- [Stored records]
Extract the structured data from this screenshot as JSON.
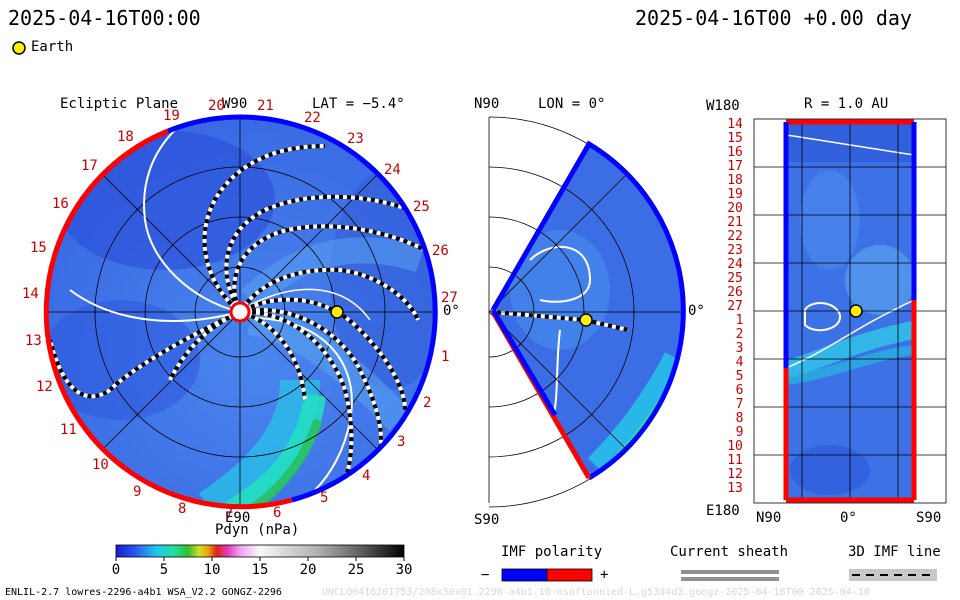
{
  "header": {
    "datetime_left": "2025-04-16T00:00",
    "datetime_right": "2025-04-16T00 +0.00 day"
  },
  "legend": {
    "earth_label": "Earth",
    "earth_color": "#ffee00"
  },
  "panel_ecliptic": {
    "title": "Ecliptic Plane",
    "lat_label": "LAT = −5.4°",
    "top_label": "W90",
    "bottom_label": "E90",
    "right_label": "0°",
    "carrington_labels": [
      "19",
      "20",
      "21",
      "22",
      "23",
      "24",
      "25",
      "26",
      "27",
      "1",
      "2",
      "3",
      "4",
      "5",
      "6",
      "7",
      "8",
      "9",
      "10",
      "11",
      "12",
      "13",
      "14",
      "15",
      "16",
      "17",
      "18"
    ]
  },
  "panel_meridional": {
    "top_label": "N90",
    "lon_label": "LON = 0°",
    "right_label": "0°",
    "bottom_label": "S90"
  },
  "panel_rmap": {
    "r_label": "R = 1.0 AU",
    "top_left_label": "W180",
    "bottom_left_label": "E180",
    "bottom_labels": [
      "N90",
      "0°",
      "S90"
    ],
    "rotation_labels": [
      "14",
      "15",
      "16",
      "17",
      "18",
      "19",
      "20",
      "21",
      "22",
      "23",
      "24",
      "25",
      "26",
      "27",
      "1",
      "2",
      "3",
      "4",
      "5",
      "6",
      "7",
      "8",
      "9",
      "10",
      "11",
      "12",
      "13"
    ]
  },
  "colorbar": {
    "title": "Pdyn (nPa)",
    "ticks": [
      "0",
      "5",
      "10",
      "15",
      "20",
      "25",
      "30"
    ],
    "min": 0,
    "max": 30
  },
  "imf_polarity": {
    "title": "IMF polarity",
    "minus": "−",
    "plus": "+",
    "neg_color": "#0000ff",
    "pos_color": "#ff0000"
  },
  "current_sheath": {
    "title": "Current sheath"
  },
  "imf_line": {
    "title": "3D IMF line"
  },
  "footer": {
    "model_info": "ENLIL-2.7 lowres-2296-a4b1 WSA_V2.2 GONGZ-2296",
    "run_info": "UNCLO0416201753/208x30x01.2296-a4b1.16-nsoftonnied-L.g53d4d2.gongz-2025-04-16T00   2025-04-16"
  },
  "colors": {
    "background_field": "#3a6ee6",
    "polarity_negative": "#0000ff",
    "polarity_positive": "#ff0000"
  }
}
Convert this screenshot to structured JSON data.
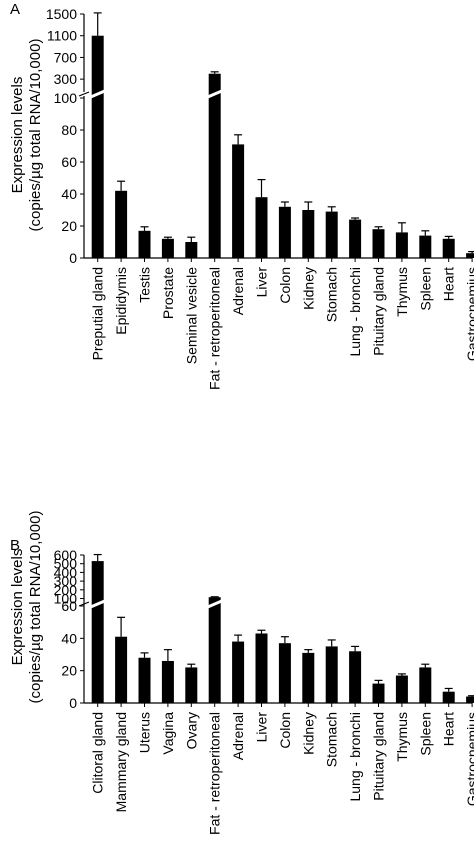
{
  "chart_data": [
    {
      "type": "bar",
      "panel_label": "A",
      "ylabel_lines": [
        "Expression levels",
        "(copies/µg total RNA/10,000)"
      ],
      "categories": [
        "Preputial gland",
        "Epididymis",
        "Testis",
        "Prostate",
        "Seminal vesicle",
        "Fat - retroperitoneal",
        "Adrenal",
        "Liver",
        "Colon",
        "Kidney",
        "Stomach",
        "Lung - bronchi",
        "Pituitary gland",
        "Thymus",
        "Spleen",
        "Heart",
        "Gastrocnemius"
      ],
      "values": [
        1100,
        42,
        17,
        12,
        10,
        400,
        71,
        38,
        32,
        30,
        29,
        24,
        18,
        16,
        14,
        12,
        3
      ],
      "errors": [
        420,
        6,
        2.5,
        1,
        3,
        35,
        6,
        11,
        3,
        5,
        3,
        1,
        1.5,
        6,
        3,
        1.5,
        1
      ],
      "axis_breaks": true,
      "lower_segment": {
        "ylim": [
          0,
          100
        ],
        "ticks": [
          0,
          20,
          40,
          60,
          80,
          100
        ],
        "tick_labels": [
          "0",
          "20",
          "40",
          "60",
          "80",
          "100"
        ]
      },
      "upper_segment": {
        "ylim": [
          100,
          1500
        ],
        "ticks": [
          300,
          700,
          1100,
          1500
        ],
        "tick_labels": [
          "300",
          "700",
          "1100",
          "1500"
        ]
      },
      "grid": false
    },
    {
      "type": "bar",
      "panel_label": "B",
      "ylabel_lines": [
        "Expression levels",
        "(copies/µg total RNA/10,000)"
      ],
      "categories": [
        "Clitoral gland",
        "Mammary gland",
        "Uterus",
        "Vagina",
        "Ovary",
        "Fat - retroperitoneal",
        "Adrenal",
        "Liver",
        "Colon",
        "Kidney",
        "Stomach",
        "Lung - bronchi",
        "Pituitary gland",
        "Thymus",
        "Spleen",
        "Heart",
        "Gastrocnemius"
      ],
      "values": [
        530,
        41,
        28,
        26,
        22,
        115,
        38,
        43,
        37,
        31,
        35,
        32,
        12,
        17,
        22,
        7,
        4
      ],
      "errors": [
        75,
        12,
        3,
        7,
        2,
        5,
        4,
        2,
        4,
        2,
        4,
        3,
        2,
        1,
        2,
        2,
        0.5
      ],
      "axis_breaks": true,
      "lower_segment": {
        "ylim": [
          0,
          60
        ],
        "ticks": [
          0,
          20,
          40,
          60
        ],
        "tick_labels": [
          "0",
          "20",
          "40",
          "60"
        ]
      },
      "upper_segment": {
        "ylim": [
          60,
          600
        ],
        "ticks": [
          100,
          200,
          300,
          400,
          500,
          600
        ],
        "tick_labels": [
          "100",
          "200",
          "300",
          "400",
          "500",
          "600"
        ]
      },
      "grid": false
    }
  ]
}
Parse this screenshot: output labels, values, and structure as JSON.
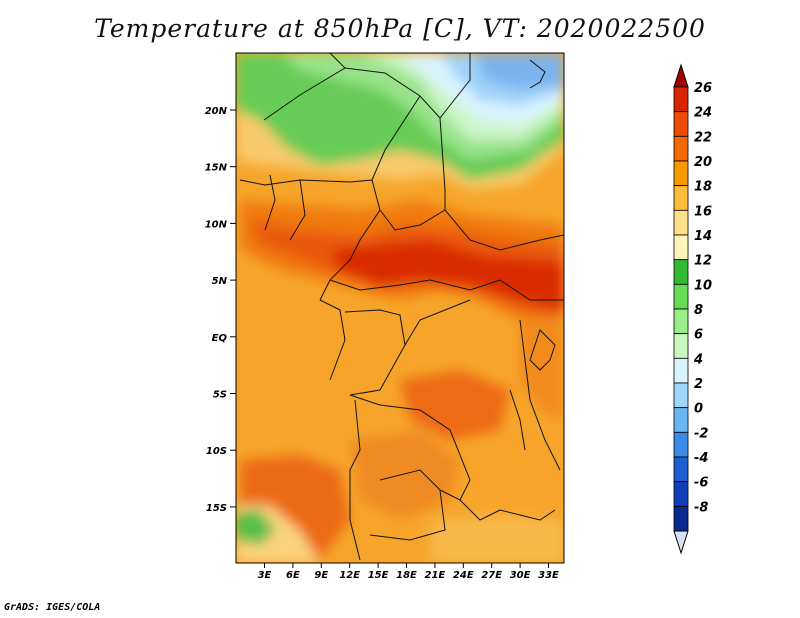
{
  "title": "Temperature at 850hPa [C], VT: 2020022500",
  "credit": "GrADS: IGES/COLA",
  "map": {
    "lat_labels": [
      "20N",
      "15N",
      "10N",
      "5N",
      "EQ",
      "5S",
      "10S",
      "15S"
    ],
    "lon_labels": [
      "3E",
      "6E",
      "9E",
      "12E",
      "15E",
      "18E",
      "21E",
      "24E",
      "27E",
      "30E",
      "33E"
    ]
  },
  "colorbar": {
    "labels": [
      "26",
      "24",
      "22",
      "20",
      "18",
      "16",
      "14",
      "12",
      "10",
      "8",
      "6",
      "4",
      "2",
      "0",
      "-2",
      "-4",
      "-6",
      "-8"
    ],
    "colors": [
      "#a50000",
      "#d92600",
      "#ee4a00",
      "#f26a00",
      "#f79a00",
      "#fbbe3c",
      "#fde08a",
      "#fff5b8",
      "#33bb33",
      "#66dd55",
      "#99ee88",
      "#c8f7c0",
      "#d8f2ff",
      "#9fd8fb",
      "#6ab6f2",
      "#3a8ae6",
      "#1e5fd0",
      "#0f3fb8",
      "#0a2a90",
      "#06107a"
    ]
  }
}
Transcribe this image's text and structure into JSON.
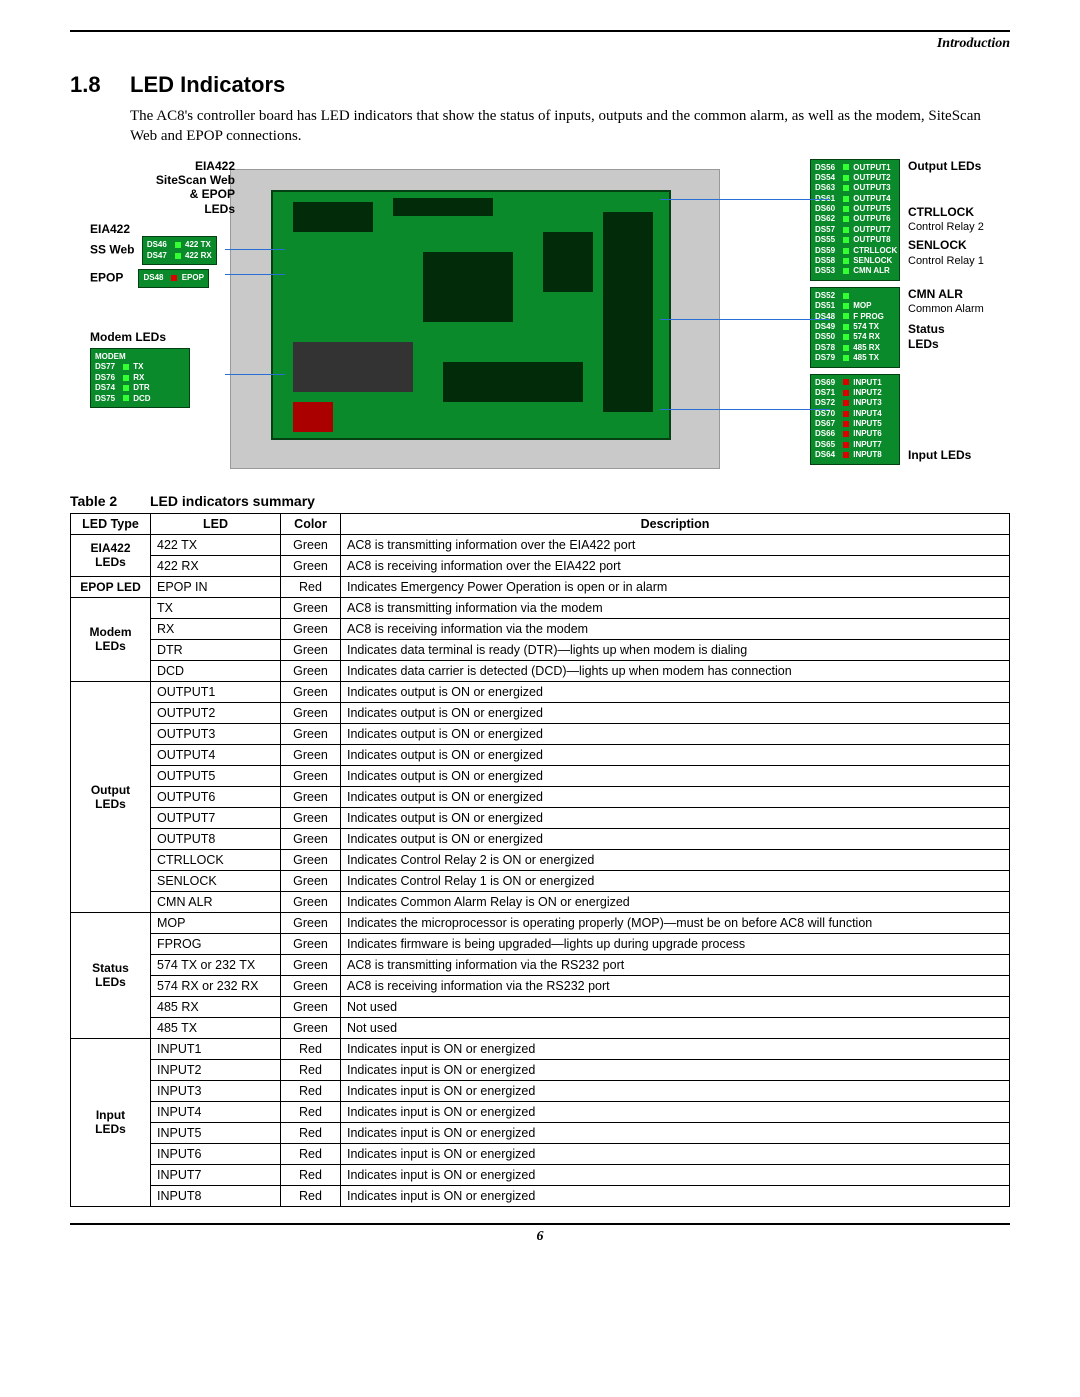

- [Set problem]
In the lines above, find each one with "title" and list it.

- [Solution to this task]
    "title": "Ecliptic Plane",
    "title": "Pdyn (nPa)",
    "title": "IMF polarity",
    "title": "Current sheath"
    "title": "3D IMF line"
  "title": "Temperature at 850hPa [C], VT: 2020022500",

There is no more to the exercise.